Your instructions =>
Note each line of the listing that contains the string "JSON", and copy it.

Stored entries
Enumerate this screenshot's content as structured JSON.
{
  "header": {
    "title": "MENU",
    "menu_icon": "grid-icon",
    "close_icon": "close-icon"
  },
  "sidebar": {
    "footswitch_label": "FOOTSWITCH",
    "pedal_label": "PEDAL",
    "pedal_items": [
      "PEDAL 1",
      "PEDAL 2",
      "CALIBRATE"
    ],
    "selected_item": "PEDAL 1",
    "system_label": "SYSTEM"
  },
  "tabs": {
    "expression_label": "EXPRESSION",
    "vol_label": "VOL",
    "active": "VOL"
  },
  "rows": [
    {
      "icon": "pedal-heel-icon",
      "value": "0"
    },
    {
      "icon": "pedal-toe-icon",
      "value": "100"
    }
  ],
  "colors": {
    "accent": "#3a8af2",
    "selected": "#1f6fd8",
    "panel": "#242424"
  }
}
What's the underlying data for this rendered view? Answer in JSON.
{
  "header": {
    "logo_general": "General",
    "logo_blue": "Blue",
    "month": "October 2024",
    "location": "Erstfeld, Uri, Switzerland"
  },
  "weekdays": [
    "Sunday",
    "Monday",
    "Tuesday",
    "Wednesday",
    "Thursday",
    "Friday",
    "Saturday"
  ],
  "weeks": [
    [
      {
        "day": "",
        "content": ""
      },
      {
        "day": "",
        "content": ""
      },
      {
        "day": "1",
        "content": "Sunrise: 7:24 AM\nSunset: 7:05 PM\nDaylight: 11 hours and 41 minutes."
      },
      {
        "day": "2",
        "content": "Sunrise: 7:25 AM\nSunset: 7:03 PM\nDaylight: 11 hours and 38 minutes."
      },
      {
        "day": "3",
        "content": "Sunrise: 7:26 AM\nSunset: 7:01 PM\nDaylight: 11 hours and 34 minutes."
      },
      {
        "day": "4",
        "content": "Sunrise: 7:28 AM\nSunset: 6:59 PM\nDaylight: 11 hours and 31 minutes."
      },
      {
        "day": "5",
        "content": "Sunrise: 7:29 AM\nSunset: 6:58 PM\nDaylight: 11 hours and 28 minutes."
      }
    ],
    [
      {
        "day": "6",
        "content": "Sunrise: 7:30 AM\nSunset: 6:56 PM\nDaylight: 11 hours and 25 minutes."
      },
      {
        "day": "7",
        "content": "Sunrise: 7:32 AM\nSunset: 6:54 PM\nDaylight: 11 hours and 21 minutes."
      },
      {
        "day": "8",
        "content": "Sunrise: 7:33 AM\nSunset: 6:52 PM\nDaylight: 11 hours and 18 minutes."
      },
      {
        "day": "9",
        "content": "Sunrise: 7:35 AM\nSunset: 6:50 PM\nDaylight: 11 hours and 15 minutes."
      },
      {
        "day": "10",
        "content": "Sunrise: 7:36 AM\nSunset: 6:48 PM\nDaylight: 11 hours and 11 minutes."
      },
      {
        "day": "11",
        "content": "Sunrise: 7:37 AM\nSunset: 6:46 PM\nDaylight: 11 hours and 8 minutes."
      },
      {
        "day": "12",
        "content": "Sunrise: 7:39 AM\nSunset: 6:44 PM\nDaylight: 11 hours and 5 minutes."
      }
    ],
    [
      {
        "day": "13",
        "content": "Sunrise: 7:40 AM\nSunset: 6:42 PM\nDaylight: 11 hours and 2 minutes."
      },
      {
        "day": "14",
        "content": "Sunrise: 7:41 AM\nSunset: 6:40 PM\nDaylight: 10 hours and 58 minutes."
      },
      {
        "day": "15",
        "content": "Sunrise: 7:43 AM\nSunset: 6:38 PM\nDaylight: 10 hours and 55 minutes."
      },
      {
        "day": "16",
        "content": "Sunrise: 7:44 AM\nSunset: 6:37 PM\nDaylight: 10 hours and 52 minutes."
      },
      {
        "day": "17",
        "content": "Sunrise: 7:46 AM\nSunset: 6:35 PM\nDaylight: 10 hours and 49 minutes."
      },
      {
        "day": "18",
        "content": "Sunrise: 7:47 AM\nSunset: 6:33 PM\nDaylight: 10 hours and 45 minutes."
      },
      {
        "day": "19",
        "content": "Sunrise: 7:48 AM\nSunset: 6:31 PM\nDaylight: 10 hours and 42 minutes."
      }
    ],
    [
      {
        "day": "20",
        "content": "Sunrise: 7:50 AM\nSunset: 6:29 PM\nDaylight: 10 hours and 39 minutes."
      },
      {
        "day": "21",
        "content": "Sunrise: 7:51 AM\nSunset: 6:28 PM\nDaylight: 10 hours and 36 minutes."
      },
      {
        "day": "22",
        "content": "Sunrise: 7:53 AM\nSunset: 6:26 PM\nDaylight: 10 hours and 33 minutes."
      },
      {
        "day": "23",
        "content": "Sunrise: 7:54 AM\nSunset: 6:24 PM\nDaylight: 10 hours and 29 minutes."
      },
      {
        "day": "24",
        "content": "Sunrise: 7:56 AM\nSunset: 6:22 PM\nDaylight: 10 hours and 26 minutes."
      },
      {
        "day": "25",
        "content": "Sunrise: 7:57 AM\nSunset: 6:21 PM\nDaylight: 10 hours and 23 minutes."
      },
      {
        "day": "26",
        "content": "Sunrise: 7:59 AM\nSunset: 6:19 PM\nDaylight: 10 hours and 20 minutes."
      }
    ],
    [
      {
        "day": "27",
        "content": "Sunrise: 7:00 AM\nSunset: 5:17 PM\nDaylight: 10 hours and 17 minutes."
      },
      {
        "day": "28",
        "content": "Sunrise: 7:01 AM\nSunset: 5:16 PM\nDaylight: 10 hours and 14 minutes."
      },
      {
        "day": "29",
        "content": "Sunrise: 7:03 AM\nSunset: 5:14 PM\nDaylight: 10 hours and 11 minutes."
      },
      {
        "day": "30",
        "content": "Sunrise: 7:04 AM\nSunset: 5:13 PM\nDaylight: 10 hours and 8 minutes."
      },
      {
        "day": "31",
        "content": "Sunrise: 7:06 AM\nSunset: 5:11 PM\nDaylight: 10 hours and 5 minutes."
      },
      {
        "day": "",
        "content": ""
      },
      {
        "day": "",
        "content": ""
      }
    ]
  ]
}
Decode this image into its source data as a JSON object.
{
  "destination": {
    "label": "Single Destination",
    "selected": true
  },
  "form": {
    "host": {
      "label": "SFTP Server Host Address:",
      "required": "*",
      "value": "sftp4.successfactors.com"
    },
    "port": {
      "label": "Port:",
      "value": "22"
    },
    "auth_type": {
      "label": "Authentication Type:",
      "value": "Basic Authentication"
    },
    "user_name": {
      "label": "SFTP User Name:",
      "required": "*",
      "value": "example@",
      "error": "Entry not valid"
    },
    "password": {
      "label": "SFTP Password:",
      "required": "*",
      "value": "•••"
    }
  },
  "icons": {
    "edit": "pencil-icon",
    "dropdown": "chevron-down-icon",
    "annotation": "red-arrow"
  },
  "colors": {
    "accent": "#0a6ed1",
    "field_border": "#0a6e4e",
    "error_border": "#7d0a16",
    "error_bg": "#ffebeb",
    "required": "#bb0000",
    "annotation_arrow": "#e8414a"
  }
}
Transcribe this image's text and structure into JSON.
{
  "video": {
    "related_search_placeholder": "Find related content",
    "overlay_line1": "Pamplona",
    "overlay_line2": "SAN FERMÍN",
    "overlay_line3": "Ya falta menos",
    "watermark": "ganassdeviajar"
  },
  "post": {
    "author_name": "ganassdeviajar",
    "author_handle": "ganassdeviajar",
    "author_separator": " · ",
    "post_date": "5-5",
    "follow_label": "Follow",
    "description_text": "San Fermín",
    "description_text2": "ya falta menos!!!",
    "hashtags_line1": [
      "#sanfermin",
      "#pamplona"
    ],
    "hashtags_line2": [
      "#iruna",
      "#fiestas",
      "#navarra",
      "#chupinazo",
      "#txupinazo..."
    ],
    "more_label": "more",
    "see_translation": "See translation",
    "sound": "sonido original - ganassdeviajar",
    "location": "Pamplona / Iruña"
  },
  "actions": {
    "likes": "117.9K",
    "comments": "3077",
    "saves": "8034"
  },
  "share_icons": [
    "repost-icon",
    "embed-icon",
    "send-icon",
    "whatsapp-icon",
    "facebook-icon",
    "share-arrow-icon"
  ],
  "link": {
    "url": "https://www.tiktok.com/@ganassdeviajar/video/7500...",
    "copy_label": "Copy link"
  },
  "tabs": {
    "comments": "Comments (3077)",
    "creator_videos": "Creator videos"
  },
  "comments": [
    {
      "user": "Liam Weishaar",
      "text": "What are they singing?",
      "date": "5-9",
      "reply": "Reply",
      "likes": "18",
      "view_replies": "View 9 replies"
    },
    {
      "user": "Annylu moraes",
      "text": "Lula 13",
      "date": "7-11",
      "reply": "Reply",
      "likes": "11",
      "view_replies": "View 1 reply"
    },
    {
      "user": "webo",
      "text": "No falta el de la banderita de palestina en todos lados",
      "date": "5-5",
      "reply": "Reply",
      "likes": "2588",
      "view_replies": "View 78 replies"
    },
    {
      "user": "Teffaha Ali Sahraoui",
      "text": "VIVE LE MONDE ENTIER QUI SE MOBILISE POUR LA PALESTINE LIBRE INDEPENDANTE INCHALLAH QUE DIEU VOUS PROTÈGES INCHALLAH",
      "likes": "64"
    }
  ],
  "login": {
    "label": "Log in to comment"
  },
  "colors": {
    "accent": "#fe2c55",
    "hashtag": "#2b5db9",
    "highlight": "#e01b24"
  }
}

Expected answer =>
Enumerate this screenshot's content as structured JSON.
What's the underlying data for this rendered view? Answer in JSON.
Decode this image into its source data as a JSON object.
Transcribe this image's text and structure into JSON.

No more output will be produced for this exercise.